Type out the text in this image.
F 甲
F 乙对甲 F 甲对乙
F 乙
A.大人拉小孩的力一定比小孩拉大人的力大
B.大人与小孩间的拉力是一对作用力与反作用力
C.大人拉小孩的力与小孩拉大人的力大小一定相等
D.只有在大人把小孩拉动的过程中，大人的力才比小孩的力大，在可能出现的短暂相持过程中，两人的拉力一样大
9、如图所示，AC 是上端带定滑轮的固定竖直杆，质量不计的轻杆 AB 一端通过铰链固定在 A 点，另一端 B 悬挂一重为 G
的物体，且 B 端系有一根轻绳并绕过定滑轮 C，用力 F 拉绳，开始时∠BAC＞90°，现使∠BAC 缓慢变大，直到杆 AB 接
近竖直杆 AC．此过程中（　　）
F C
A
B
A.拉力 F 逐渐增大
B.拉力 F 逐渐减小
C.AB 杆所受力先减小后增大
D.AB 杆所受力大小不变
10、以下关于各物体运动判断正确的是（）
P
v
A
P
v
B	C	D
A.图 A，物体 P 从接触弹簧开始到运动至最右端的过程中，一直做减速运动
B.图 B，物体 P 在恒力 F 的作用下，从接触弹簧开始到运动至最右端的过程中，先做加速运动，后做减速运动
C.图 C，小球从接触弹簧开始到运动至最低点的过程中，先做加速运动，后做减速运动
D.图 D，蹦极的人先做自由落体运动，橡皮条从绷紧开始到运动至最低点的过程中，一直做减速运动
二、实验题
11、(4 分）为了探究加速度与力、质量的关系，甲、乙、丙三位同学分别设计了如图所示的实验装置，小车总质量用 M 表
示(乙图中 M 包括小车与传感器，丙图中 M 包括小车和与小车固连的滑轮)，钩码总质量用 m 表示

Written problem:
All lines that include "先做加速运动" are to be gathered and copied.

Finished exercise:
B.图 B，物体 P 在恒力 F 的作用下，从接触弹簧开始到运动至最右端的过程中，先做加速运动，后做减速运动
C.图 C，小球从接触弹簧开始到运动至最低点的过程中，先做加速运动，后做减速运动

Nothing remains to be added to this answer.